# [Directions]
The listing below should be written out exactly; please include all of it.

----------

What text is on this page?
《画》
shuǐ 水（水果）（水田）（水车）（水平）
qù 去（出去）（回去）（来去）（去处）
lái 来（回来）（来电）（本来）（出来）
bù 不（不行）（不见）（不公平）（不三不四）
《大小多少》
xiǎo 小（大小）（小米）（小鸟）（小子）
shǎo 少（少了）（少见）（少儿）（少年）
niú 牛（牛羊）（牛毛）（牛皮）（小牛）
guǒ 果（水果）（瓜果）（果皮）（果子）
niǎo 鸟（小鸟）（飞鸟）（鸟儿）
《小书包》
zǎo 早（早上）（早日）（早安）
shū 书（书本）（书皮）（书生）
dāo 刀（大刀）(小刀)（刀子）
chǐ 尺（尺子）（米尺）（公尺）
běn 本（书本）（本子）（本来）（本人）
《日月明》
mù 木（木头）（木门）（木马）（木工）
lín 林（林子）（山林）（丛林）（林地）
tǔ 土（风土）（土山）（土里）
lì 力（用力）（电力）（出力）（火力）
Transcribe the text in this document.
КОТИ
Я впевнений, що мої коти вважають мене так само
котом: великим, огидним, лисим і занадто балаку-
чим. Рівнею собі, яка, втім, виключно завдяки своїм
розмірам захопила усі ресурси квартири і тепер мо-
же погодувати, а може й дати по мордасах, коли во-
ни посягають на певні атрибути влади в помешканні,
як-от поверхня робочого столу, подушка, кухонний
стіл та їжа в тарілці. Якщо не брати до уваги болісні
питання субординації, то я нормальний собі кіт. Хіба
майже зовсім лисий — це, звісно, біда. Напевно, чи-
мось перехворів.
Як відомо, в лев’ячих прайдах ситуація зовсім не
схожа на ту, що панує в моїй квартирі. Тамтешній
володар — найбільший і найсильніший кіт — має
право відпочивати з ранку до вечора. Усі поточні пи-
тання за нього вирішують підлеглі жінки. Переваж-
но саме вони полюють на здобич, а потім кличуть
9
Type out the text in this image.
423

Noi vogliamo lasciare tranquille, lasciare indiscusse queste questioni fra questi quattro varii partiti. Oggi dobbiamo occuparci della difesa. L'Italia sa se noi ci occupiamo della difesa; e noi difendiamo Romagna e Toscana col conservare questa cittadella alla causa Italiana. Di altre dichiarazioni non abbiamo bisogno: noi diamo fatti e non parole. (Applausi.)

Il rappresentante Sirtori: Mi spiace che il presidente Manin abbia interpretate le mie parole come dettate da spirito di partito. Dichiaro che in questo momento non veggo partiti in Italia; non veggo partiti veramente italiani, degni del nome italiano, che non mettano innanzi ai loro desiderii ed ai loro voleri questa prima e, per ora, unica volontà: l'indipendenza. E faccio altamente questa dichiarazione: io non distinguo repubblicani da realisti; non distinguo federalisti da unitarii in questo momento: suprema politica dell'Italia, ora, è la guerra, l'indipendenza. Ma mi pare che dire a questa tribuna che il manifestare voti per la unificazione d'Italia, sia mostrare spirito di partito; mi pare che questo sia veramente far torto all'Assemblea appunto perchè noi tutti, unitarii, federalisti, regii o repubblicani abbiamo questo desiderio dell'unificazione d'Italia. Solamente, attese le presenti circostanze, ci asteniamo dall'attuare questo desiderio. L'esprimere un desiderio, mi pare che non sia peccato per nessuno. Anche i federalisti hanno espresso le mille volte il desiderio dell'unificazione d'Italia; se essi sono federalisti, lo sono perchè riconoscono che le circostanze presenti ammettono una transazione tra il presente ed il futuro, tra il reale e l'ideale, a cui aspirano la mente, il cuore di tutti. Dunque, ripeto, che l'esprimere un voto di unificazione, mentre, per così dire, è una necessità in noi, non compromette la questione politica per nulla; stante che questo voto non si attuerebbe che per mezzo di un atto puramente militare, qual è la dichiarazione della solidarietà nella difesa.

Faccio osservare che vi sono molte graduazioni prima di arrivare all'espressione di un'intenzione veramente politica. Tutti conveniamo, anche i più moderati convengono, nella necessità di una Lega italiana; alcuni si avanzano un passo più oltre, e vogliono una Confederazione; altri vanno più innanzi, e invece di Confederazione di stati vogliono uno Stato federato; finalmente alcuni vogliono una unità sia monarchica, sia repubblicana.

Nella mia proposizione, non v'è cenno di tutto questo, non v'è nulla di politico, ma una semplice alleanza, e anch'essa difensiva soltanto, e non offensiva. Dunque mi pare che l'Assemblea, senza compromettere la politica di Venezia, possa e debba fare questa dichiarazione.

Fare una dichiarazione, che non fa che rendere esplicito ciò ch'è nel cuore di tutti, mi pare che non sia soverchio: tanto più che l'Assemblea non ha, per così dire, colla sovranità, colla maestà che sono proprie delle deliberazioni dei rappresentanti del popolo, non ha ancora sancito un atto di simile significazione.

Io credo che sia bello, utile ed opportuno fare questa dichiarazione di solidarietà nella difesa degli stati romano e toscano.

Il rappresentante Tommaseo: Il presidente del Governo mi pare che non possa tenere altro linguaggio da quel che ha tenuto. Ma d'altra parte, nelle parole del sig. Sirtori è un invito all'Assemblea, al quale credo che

----------

# [Finished exercise]
What text is on this page?
《画》
shuǐ 水（水果）（水田）（水车）（水平）
qù 去（出去）（回去）（来去）（去处）
lái 来（回来）（来电）（本来）（出来）
bù 不（不行）（不见）（不公平）（不三不四）
《大小多少》
xiǎo 小（大小）（小米）（小鸟）（小子）
shǎo 少（少了）（少见）（少儿）（少年）
niú 牛（牛羊）（牛毛）（牛皮）（小牛）
guǒ 果（水果）（瓜果）（果皮）（果子）
niǎo 鸟（小鸟）（飞鸟）（鸟儿）
《小书包》
zǎo 早（早上）（早日）（早安）
shū 书（书本）（书皮）（书生）
dāo 刀（大刀）(小刀)（刀子）
chǐ 尺（尺子）（米尺）（公尺）
běn 本（书本）（本子）（本来）（本人）
《日月明》
mù 木（木头）（木门）（木马）（木工）
lín 林（林子）（山林）（丛林）（林地）
tǔ 土（风土）（土山）（土里）
lì 力（用力）（电力）（出力）（火力）
Transcribe the text in this document.
КОТИ
Я впевнений, що мої коти вважають мене так само
котом: великим, огидним, лисим і занадто балаку-
чим. Рівнею собі, яка, втім, виключно завдяки своїм
розмірам захопила усі ресурси квартири і тепер мо-
же погодувати, а може й дати по мордасах, коли во-
ни посягають на певні атрибути влади в помешканні,
як-от поверхня робочого столу, подушка, кухонний
стіл та їжа в тарілці. Якщо не брати до уваги болісні
питання субординації, то я нормальний собі кіт. Хіба
майже зовсім лисий — це, звісно, біда. Напевно, чи-
мось перехворів.
Як відомо, в лев’ячих прайдах ситуація зовсім не
схожа на ту, що панує в моїй квартирі. Тамтешній
володар — найбільший і найсильніший кіт — має
право відпочивати з ранку до вечора. Усі поточні пи-
тання за нього вирішують підлеглі жінки. Переваж-
но саме вони полюють на здобич, а потім кличуть
9
Type out the text in this image.
423

Noi vogliamo lasciare tranquille, lasciare indiscusse queste questioni fra questi quattro varii partiti. Oggi dobbiamo occuparci della difesa. L'Italia sa se noi ci occupiamo della difesa; e noi difendiamo Romagna e Toscana col conservare questa cittadella alla causa Italiana. Di altre dichiarazioni non abbiamo bisogno: noi diamo fatti e non parole. (Applausi.)

Il rappresentante Sirtori: Mi spiace che il presidente Manin abbia interpretate le mie parole come dettate da spirito di partito. Dichiaro che in questo momento non veggo partiti in Italia; non veggo partiti veramente italiani, degni del nome italiano, che non mettano innanzi ai loro desiderii ed ai loro voleri questa prima e, per ora, unica volontà: l'indipendenza. E faccio altamente questa dichiarazione: io non distinguo repubblicani da realisti; non distinguo federalisti da unitarii in questo momento: suprema politica dell'Italia, ora, è la guerra, l'indipendenza. Ma mi pare che dire a questa tribuna che il manifestare voti per la unificazione d'Italia, sia mostrare spirito di partito; mi pare che questo sia veramente far torto all'Assemblea appunto perchè noi tutti, unitarii, federalisti, regii o repubblicani abbiamo questo desiderio dell'unificazione d'Italia. Solamente, attese le presenti circostanze, ci asteniamo dall'attuare questo desiderio. L'esprimere un desiderio, mi pare che non sia peccato per nessuno. Anche i federalisti hanno espresso le mille volte il desiderio dell'unificazione d'Italia; se essi sono federalisti, lo sono perchè riconoscono che le circostanze presenti ammettono una transazione tra il presente ed il futuro, tra il reale e l'ideale, a cui aspirano la mente, il cuore di tutti. Dunque, ripeto, che l'esprimere un voto di unificazione, mentre, per così dire, è una necessità in noi, non compromette la questione politica per nulla; stante che questo voto non si attuerebbe che per mezzo di un atto puramente militare, qual è la dichiarazione della solidarietà nella difesa.

Faccio osservare che vi sono molte graduazioni prima di arrivare all'espressione di un'intenzione veramente politica. Tutti conveniamo, anche i più moderati convengono, nella necessità di una Lega italiana; alcuni si avanzano un passo più oltre, e vogliono una Confederazione; altri vanno più innanzi, e invece di Confederazione di stati vogliono uno Stato federato; finalmente alcuni vogliono una unità sia monarchica, sia repubblicana.

Nella mia proposizione, non v'è cenno di tutto questo, non v'è nulla di politico, ma una semplice alleanza, e anch'essa difensiva soltanto, e non offensiva. Dunque mi pare che l'Assemblea, senza compromettere la politica di Venezia, possa e debba fare questa dichiarazione.

Fare una dichiarazione, che non fa che rendere esplicito ciò ch'è nel cuore di tutti, mi pare che non sia soverchio: tanto più che l'Assemblea non ha, per così dire, colla sovranità, colla maestà che sono proprie delle deliberazioni dei rappresentanti del popolo, non ha ancora sancito un atto di simile significazione.

Io credo che sia bello, utile ed opportuno fare questa dichiarazione di solidarietà nella difesa degli stati romano e toscano.

Il rappresentante Tommaseo: Il presidente del Governo mi pare che non possa tenere altro linguaggio da quel che ha tenuto. Ma d'altra parte, nelle parole del sig. Sirtori è un invito all'Assemblea, al quale credo che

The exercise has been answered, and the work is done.